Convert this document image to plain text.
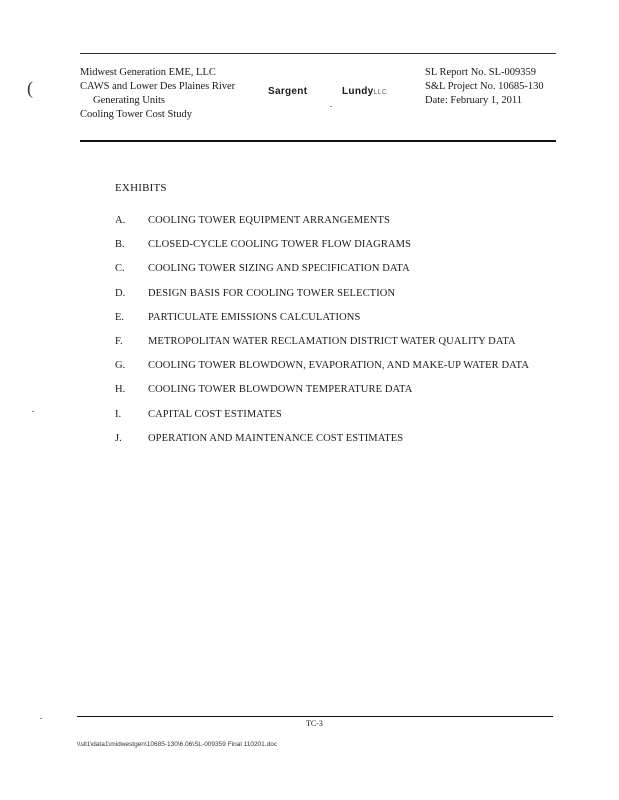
(
Midwest Generation EME, LLC
CAWS and Lower Des Plaines River
Generating Units
Cooling Tower Cost Study
Sargent	LundyLLC
SL Report No. SL-009359
S&L Project No. 10685-130
Date: February 1, 2011
EXHIBITS
A.	COOLING TOWER EQUIPMENT ARRANGEMENTS
B.	CLOSED-CYCLE COOLING TOWER FLOW DIAGRAMS
C.	COOLING TOWER SIZING AND SPECIFICATION DATA
D.	DESIGN BASIS FOR COOLING TOWER SELECTION
E.	PARTICULATE EMISSIONS CALCULATIONS
F.	METROPOLITAN WATER RECLAMATION DISTRICT WATER QUALITY DATA
G.	COOLING TOWER BLOWDOWN, EVAPORATION, AND MAKE-UP WATER DATA
H.	COOLING TOWER BLOWDOWN TEMPERATURE DATA
I.	CAPITAL COST ESTIMATES
J.	OPERATION AND MAINTENANCE COST ESTIMATES
TC-3
\\sll1\data1\midwestgen\10685-130\6.06\SL-009359 Final 110201.doc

PROBLEM DESCRIPTION => Pull out all lines containing the word "BLOWDOWN" from the entries above.

RESPONSE TO THIS EXERCISE =>
G.	COOLING TOWER BLOWDOWN, EVAPORATION, AND MAKE-UP WATER DATA
H.	COOLING TOWER BLOWDOWN TEMPERATURE DATA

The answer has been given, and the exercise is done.